====== Texto de leitura ======

Há tempos que se fala, nos ambientes acadêmicos do estado, que os sucessivos governos de Santa Catarina não enxergam a ciência como fator fundamental para o desenvolvimento sustentável e assim descumprem a própria Constituição em suas especificações financeiras para o setor. Apesar de apresentar inúmeras condições para “decolar” no cenário científico nacional, SC carece de uma política de estado consistente para alavancar seu desenvolvimento científico e tecnológico e assim freia o enorme potencial de seus pesquisadores. O que pouco se discute são os números, havendo uma grande desinformação entre os próprios cientistas, que dependem de fomento para produzir conhecimento e inovação. Qual o tamanho de nosso déficit em investimento científico? Quão longe estamos de cumprir o Art. 193 da Constituição catarinense?
“O Estado destinará à pesquisa científica e tecnológica pelo menos dois por cento de suas receitas correntes, delas excluídas as parcelas pertencentes aos Municípios, destinando-se metade à pesquisa agropecuária, liberados em duodécimos.”

====== Registros extraídos ======

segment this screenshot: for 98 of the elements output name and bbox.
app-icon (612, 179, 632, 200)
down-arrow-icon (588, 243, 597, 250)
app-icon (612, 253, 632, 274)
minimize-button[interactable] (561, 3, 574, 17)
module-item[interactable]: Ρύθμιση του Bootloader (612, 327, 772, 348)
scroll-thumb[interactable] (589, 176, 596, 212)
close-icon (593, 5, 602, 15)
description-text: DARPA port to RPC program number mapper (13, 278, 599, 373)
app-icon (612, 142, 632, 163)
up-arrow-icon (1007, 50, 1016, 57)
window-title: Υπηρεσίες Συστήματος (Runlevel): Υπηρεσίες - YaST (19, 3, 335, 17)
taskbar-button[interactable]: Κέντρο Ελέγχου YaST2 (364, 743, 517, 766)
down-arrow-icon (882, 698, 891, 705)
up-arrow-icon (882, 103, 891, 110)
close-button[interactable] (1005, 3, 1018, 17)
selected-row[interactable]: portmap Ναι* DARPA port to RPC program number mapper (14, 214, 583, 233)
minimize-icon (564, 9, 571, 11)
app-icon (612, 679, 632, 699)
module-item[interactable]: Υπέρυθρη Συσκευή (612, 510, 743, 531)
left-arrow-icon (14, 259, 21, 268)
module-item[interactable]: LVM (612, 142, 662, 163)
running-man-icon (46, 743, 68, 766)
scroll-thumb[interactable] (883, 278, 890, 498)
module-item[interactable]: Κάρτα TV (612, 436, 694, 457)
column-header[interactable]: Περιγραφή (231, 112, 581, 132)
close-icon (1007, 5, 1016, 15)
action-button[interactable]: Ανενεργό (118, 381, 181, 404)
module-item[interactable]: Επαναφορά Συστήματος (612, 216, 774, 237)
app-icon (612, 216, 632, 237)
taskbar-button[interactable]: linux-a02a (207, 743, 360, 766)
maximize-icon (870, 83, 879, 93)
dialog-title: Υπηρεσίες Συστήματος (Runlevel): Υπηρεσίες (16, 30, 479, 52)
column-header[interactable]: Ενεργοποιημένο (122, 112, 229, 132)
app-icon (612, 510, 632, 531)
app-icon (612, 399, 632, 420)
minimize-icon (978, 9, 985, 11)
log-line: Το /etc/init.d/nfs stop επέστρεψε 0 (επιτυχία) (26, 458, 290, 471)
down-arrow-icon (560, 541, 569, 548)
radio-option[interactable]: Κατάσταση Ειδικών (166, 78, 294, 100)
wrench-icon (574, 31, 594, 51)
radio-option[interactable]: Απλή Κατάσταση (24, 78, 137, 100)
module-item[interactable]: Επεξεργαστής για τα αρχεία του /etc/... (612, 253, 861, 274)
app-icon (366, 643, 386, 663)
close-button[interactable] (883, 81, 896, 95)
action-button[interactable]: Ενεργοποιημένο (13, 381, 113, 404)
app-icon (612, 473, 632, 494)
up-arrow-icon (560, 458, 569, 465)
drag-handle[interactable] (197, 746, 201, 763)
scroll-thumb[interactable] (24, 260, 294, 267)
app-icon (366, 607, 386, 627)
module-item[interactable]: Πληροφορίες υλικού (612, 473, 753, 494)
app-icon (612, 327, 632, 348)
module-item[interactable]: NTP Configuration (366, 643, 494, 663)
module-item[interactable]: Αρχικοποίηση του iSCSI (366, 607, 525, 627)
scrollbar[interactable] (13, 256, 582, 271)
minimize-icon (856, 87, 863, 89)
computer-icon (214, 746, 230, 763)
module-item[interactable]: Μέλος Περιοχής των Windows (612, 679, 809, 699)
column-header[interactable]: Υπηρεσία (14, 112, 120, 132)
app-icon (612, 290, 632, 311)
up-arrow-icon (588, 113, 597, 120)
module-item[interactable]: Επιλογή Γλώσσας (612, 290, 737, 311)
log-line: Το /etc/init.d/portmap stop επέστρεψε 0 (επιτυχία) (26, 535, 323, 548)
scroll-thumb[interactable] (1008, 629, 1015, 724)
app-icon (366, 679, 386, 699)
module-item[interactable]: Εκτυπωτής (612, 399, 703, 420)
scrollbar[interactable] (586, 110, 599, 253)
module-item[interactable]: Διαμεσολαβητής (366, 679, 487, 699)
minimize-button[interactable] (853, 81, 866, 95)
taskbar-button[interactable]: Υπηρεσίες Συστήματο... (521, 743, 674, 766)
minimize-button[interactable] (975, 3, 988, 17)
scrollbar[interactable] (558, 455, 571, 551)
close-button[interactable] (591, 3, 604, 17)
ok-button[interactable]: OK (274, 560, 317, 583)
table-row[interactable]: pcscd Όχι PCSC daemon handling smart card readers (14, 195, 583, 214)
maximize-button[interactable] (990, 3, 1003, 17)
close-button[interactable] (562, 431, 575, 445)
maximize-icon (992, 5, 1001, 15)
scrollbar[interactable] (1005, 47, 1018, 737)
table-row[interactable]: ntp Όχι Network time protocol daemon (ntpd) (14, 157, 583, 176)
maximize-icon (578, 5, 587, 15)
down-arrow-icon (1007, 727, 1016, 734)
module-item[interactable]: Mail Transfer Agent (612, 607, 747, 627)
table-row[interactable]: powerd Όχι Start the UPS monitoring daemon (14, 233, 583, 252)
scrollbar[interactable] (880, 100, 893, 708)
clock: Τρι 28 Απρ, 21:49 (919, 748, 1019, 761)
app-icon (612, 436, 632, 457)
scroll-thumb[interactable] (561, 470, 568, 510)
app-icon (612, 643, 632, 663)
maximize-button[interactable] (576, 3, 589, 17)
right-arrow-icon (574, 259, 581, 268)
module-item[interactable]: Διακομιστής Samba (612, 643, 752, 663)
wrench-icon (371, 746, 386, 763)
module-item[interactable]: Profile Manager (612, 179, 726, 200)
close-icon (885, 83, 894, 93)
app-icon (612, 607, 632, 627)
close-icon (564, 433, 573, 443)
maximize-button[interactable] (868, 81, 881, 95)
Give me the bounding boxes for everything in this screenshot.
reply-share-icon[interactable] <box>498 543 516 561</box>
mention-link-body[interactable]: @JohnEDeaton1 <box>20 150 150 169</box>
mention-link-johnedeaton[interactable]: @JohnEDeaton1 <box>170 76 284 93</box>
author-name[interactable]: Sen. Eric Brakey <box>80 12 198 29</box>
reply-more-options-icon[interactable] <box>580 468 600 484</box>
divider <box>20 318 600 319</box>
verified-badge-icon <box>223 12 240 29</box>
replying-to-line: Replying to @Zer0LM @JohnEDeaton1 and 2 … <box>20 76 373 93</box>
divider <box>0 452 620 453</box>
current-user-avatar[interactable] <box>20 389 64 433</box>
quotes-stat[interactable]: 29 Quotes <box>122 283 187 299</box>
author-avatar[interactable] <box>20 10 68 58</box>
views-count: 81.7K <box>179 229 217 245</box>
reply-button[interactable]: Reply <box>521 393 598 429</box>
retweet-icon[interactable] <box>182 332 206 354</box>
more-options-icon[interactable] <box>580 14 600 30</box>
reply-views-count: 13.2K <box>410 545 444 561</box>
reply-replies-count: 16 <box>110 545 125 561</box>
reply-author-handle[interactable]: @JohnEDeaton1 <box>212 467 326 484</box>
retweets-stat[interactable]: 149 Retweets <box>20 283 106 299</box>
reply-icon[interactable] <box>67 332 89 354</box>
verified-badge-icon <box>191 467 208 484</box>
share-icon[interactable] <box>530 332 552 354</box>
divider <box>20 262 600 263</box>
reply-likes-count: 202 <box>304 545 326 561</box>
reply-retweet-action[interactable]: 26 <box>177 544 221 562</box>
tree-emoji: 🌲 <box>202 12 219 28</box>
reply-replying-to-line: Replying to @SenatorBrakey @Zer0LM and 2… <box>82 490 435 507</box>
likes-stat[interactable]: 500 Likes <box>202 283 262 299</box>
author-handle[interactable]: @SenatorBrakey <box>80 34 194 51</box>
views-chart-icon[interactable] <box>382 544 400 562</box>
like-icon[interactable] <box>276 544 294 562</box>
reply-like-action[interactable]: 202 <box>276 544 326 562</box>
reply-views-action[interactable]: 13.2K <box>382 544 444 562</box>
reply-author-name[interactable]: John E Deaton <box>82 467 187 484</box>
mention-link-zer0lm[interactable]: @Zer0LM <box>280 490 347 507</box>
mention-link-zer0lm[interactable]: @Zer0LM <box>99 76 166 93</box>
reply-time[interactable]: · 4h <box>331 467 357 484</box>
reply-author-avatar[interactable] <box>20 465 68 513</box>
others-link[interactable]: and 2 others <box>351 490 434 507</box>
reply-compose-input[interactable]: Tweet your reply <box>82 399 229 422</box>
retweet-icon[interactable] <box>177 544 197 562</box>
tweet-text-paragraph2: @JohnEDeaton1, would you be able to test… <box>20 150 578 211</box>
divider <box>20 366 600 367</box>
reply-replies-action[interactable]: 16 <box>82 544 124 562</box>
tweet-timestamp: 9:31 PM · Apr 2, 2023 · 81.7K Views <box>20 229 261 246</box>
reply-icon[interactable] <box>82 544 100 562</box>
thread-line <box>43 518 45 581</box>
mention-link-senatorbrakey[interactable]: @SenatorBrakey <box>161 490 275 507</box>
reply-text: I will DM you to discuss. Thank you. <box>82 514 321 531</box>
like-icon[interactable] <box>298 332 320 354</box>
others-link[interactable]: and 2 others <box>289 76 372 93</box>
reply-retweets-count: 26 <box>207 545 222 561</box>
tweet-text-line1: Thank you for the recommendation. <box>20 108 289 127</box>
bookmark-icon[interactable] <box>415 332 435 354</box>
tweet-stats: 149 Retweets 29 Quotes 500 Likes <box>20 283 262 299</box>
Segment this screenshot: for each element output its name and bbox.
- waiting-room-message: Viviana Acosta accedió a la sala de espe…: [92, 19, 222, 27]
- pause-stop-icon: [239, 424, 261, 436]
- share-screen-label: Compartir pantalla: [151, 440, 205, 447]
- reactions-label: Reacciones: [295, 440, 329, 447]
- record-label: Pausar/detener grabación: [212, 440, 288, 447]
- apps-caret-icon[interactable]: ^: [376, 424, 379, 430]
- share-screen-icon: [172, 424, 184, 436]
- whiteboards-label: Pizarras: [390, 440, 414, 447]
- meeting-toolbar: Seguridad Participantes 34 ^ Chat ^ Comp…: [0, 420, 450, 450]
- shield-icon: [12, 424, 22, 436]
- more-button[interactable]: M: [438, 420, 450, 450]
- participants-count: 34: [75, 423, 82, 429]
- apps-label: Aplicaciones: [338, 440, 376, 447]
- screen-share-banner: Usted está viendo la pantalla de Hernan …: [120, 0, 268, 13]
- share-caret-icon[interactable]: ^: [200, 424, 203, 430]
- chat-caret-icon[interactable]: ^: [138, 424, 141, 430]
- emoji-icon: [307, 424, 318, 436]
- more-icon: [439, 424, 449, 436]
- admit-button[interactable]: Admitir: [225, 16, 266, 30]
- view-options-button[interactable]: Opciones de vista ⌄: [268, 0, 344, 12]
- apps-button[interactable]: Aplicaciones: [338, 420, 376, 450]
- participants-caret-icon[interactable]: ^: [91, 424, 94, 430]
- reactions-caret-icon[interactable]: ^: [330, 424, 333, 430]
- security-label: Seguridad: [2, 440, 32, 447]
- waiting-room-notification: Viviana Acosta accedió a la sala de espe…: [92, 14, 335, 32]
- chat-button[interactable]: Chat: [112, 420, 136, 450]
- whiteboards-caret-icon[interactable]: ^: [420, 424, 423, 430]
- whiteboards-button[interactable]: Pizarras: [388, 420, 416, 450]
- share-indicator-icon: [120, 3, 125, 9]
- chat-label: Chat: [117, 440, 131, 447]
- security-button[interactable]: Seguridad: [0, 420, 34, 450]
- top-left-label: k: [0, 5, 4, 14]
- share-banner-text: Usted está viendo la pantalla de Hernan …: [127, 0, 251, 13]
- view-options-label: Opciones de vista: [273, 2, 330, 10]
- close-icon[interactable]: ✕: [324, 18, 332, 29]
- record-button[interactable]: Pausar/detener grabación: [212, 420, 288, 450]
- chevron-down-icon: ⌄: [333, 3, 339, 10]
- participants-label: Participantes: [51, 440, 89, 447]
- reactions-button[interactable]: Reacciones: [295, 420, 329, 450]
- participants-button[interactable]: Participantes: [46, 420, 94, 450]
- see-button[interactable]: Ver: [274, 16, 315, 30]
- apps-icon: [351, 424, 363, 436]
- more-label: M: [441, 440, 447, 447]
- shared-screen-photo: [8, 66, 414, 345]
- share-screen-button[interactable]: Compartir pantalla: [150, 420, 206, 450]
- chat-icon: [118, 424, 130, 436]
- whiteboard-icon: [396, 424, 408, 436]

======

_Atividades propostas_:
[A] Copie do texto sobre o investimento em ciência em Santa Catarina o trecho que começa em "Há tempos que" e segue até "da Constituição catarinense?".
[B] Apresente como lista numerada as linhas da listagem, do início dela até a linha com "close-icon (593, 5, 602, 15)", inclusive, omitindo as linhas em branco.

_Respostas do exercício_:
[A]
Há tempos que se fala, nos ambientes acadêmicos do estado, que os sucessivos governos de Santa Catarina não enxergam a ciência como fator fundamental para o desenvolvimento sustentável e assim descumprem a própria Constituição em suas especificações financeiras para o setor. Apesar de apresentar inúmeras condições para “decolar” no cenário científico nacional, SC carece de uma política de estado consistente para alavancar seu desenvolvimento científico e tecnológico e assim freia o enorme potencial de seus pesquisadores. O que pouco se discute são os números, havendo uma grande desinformação entre os próprios cientistas, que dependem de fomento para produzir conhecimento e inovação. Qual o tamanho de nosso déficit em investimento científico? Quão longe estamos de cumprir o Art. 193 da Constituição catarinense?

[B]
1. segment this screenshot: for 98 of the elements output name and bbox.
2. app-icon (612, 179, 632, 200)
3. down-arrow-icon (588, 243, 597, 250)
4. app-icon (612, 253, 632, 274)
5. minimize-button[interactable] (561, 3, 574, 17)
6. module-item[interactable]: Ρύθμιση του Bootloader (612, 327, 772, 348)
7. scroll-thumb[interactable] (589, 176, 596, 212)
8. close-icon (593, 5, 602, 15)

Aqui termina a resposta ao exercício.